* **Exercise objective**:
Select from the data all lines with the word "relative".

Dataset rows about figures
★ ★ ★ ★

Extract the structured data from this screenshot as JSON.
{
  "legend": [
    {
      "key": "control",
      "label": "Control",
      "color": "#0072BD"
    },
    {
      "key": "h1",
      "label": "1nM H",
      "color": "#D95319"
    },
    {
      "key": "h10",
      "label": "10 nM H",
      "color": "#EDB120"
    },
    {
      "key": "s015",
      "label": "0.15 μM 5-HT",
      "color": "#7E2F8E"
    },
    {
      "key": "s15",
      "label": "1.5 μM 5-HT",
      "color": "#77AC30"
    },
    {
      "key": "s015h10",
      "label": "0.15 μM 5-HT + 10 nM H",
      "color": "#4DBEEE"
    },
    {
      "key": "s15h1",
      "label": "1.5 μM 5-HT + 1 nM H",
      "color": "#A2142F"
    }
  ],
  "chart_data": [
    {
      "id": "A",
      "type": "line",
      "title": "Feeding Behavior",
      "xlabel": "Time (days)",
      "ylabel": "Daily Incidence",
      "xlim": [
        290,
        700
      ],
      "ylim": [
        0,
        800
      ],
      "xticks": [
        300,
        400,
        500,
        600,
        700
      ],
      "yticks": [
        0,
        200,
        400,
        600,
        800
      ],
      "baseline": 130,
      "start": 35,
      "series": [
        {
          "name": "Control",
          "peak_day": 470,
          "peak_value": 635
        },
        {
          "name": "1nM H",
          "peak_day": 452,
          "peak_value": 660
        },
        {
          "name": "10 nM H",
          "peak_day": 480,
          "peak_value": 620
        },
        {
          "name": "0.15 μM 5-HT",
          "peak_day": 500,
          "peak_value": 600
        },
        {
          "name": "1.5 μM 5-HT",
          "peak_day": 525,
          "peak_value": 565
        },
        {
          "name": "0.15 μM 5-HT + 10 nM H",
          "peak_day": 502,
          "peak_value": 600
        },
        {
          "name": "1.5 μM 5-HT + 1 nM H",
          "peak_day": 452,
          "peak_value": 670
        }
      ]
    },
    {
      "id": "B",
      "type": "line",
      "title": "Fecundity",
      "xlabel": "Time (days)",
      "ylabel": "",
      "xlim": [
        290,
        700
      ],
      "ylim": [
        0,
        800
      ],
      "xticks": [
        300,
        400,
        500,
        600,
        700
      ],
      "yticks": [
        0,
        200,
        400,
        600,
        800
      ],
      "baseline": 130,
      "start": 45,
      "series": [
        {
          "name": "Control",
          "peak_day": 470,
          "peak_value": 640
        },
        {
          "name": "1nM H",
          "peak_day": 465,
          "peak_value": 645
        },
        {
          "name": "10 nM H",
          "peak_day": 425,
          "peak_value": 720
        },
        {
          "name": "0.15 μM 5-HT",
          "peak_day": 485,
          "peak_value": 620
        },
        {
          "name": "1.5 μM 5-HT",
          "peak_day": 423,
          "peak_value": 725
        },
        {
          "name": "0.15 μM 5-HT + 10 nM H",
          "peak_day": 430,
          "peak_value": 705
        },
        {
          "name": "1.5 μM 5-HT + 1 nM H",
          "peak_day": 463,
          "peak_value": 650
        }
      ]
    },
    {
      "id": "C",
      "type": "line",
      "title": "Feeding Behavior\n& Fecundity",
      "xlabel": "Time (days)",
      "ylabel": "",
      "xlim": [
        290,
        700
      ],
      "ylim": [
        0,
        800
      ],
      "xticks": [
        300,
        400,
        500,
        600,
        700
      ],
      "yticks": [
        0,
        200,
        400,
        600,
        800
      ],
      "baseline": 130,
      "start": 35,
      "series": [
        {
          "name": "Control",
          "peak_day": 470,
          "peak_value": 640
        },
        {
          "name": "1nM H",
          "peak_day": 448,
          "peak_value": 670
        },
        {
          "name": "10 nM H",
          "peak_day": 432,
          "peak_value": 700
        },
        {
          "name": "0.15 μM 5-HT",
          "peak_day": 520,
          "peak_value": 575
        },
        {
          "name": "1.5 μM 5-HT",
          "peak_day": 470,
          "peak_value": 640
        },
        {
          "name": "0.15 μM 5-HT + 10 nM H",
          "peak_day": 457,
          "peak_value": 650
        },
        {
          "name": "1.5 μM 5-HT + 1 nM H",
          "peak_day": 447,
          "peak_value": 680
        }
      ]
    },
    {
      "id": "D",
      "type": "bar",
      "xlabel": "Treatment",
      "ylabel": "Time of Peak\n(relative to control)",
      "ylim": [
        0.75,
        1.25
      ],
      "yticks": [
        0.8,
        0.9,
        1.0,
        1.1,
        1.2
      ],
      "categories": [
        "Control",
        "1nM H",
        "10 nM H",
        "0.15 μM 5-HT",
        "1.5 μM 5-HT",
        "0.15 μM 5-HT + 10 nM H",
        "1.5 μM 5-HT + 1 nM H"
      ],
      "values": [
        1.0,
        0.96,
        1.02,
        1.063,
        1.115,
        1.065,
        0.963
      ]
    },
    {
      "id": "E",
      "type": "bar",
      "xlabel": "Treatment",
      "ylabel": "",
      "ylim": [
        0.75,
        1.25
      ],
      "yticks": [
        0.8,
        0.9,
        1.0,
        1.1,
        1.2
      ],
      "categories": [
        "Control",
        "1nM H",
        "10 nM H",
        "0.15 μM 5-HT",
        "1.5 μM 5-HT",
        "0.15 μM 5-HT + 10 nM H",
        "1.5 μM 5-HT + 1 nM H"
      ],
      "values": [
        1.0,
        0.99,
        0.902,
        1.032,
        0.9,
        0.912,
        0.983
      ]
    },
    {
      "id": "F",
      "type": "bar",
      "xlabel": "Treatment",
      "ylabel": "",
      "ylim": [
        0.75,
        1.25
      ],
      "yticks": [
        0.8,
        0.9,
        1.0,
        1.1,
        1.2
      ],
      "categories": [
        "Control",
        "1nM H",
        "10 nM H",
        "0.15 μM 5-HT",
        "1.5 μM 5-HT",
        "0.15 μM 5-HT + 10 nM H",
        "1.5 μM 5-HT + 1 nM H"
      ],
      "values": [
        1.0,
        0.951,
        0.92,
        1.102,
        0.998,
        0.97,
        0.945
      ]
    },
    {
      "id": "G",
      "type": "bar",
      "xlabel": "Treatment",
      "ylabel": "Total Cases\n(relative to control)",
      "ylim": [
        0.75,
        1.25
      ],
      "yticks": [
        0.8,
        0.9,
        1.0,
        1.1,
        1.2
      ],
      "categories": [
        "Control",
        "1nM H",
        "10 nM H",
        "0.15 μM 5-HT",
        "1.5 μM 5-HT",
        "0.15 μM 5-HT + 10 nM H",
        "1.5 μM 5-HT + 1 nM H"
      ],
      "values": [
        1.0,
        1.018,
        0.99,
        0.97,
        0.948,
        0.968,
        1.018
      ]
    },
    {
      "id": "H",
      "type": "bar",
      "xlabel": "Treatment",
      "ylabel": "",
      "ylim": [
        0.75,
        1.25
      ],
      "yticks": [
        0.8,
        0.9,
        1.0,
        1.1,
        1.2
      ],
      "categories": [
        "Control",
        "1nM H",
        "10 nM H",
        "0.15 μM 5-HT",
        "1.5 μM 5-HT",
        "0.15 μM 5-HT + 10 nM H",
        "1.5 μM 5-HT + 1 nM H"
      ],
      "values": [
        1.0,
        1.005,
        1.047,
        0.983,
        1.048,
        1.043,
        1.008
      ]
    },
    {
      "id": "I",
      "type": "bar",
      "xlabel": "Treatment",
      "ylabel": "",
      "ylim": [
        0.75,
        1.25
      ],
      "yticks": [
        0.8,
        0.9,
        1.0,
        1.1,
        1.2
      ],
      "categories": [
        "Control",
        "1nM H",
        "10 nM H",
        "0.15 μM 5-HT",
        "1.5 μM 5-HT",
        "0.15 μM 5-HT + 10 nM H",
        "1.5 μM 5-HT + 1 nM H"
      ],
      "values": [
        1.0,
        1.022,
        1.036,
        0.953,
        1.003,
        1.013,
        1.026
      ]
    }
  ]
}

★ ★ ★ ★

* **Final result**:
      "ylabel": "Time of Peak\n(relative to control)",
      "ylabel": "Total Cases\n(relative to control)",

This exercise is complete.